··· Entries provided

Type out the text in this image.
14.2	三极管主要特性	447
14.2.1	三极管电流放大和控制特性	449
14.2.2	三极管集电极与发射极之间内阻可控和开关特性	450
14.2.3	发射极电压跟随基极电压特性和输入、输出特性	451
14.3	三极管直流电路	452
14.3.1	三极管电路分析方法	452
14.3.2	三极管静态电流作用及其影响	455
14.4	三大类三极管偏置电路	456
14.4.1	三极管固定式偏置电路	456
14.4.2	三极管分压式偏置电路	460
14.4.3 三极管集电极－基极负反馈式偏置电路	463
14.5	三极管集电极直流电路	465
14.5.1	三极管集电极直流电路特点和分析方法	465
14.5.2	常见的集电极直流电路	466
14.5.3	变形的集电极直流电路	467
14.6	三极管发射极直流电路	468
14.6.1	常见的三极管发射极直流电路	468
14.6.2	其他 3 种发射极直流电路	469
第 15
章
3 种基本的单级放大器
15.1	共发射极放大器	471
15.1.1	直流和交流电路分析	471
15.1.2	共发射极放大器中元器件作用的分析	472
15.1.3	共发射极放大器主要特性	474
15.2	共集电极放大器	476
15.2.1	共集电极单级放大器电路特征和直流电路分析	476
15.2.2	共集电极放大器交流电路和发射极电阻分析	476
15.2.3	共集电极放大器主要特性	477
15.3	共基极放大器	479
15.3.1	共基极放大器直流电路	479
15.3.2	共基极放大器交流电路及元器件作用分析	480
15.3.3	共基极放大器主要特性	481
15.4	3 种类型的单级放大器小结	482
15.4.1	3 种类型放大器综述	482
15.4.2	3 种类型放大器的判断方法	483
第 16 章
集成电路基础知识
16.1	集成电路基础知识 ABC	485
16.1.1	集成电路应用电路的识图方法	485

······

- Problem to solve: Output every line above without altering anything.

- Task solution:
Type out the text in this image.
14.2	三极管主要特性	447
14.2.1	三极管电流放大和控制特性	449
14.2.2	三极管集电极与发射极之间内阻可控和开关特性	450
14.2.3	发射极电压跟随基极电压特性和输入、输出特性	451
14.3	三极管直流电路	452
14.3.1	三极管电路分析方法	452
14.3.2	三极管静态电流作用及其影响	455
14.4	三大类三极管偏置电路	456
14.4.1	三极管固定式偏置电路	456
14.4.2	三极管分压式偏置电路	460
14.4.3 三极管集电极－基极负反馈式偏置电路	463
14.5	三极管集电极直流电路	465
14.5.1	三极管集电极直流电路特点和分析方法	465
14.5.2	常见的集电极直流电路	466
14.5.3	变形的集电极直流电路	467
14.6	三极管发射极直流电路	468
14.6.1	常见的三极管发射极直流电路	468
14.6.2	其他 3 种发射极直流电路	469
第 15
章
3 种基本的单级放大器
15.1	共发射极放大器	471
15.1.1	直流和交流电路分析	471
15.1.2	共发射极放大器中元器件作用的分析	472
15.1.3	共发射极放大器主要特性	474
15.2	共集电极放大器	476
15.2.1	共集电极单级放大器电路特征和直流电路分析	476
15.2.2	共集电极放大器交流电路和发射极电阻分析	476
15.2.3	共集电极放大器主要特性	477
15.3	共基极放大器	479
15.3.1	共基极放大器直流电路	479
15.3.2	共基极放大器交流电路及元器件作用分析	480
15.3.3	共基极放大器主要特性	481
15.4	3 种类型的单级放大器小结	482
15.4.1	3 种类型放大器综述	482
15.4.2	3 种类型放大器的判断方法	483
第 16 章
集成电路基础知识
16.1	集成电路基础知识 ABC	485
16.1.1	集成电路应用电路的识图方法	485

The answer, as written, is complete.